Transcribe the listing below word for word.

────

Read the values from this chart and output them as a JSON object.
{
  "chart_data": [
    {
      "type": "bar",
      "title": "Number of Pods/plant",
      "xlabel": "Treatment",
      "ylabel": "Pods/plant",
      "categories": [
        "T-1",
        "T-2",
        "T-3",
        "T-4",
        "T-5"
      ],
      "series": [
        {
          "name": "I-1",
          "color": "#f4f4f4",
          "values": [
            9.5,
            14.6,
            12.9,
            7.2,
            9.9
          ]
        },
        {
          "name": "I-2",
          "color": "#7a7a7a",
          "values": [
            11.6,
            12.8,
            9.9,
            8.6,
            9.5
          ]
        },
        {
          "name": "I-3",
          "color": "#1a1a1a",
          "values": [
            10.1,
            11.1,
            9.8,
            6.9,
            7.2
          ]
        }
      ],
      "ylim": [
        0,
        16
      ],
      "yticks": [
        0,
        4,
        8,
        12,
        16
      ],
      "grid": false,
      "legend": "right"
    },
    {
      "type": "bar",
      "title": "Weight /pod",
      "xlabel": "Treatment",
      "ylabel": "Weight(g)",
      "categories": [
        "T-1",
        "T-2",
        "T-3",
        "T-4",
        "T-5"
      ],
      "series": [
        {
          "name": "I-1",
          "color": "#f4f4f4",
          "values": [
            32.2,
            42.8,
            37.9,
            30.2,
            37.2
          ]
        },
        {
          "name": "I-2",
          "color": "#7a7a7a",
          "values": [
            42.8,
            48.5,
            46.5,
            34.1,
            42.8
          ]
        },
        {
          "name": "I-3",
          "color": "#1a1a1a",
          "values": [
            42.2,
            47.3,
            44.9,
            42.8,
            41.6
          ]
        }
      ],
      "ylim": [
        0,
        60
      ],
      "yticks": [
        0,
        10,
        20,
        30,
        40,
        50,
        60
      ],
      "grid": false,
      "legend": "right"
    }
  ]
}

────

● FULL RESPONSE:
Read the values from this chart and output them as a JSON object.
{
  "chart_data": [
    {
      "type": "bar",
      "title": "Number of Pods/plant",
      "xlabel": "Treatment",
      "ylabel": "Pods/plant",
      "categories": [
        "T-1",
        "T-2",
        "T-3",
        "T-4",
        "T-5"
      ],
      "series": [
        {
          "name": "I-1",
          "color": "#f4f4f4",
          "values": [
            9.5,
            14.6,
            12.9,
            7.2,
            9.9
          ]
        },
        {
          "name": "I-2",
          "color": "#7a7a7a",
          "values": [
            11.6,
            12.8,
            9.9,
            8.6,
            9.5
          ]
        },
        {
          "name": "I-3",
          "color": "#1a1a1a",
          "values": [
            10.1,
            11.1,
            9.8,
            6.9,
            7.2
          ]
        }
      ],
      "ylim": [
        0,
        16
      ],
      "yticks": [
        0,
        4,
        8,
        12,
        16
      ],
      "grid": false,
      "legend": "right"
    },
    {
      "type": "bar",
      "title": "Weight /pod",
      "xlabel": "Treatment",
      "ylabel": "Weight(g)",
      "categories": [
        "T-1",
        "T-2",
        "T-3",
        "T-4",
        "T-5"
      ],
      "series": [
        {
          "name": "I-1",
          "color": "#f4f4f4",
          "values": [
            32.2,
            42.8,
            37.9,
            30.2,
            37.2
          ]
        },
        {
          "name": "I-2",
          "color": "#7a7a7a",
          "values": [
            42.8,
            48.5,
            46.5,
            34.1,
            42.8
          ]
        },
        {
          "name": "I-3",
          "color": "#1a1a1a",
          "values": [
            42.2,
            47.3,
            44.9,
            42.8,
            41.6
          ]
        }
      ],
      "ylim": [
        0,
        60
      ],
      "yticks": [
        0,
        10,
        20,
        30,
        40,
        50,
        60
      ],
      "grid": false,
      "legend": "right"
    }
  ]
}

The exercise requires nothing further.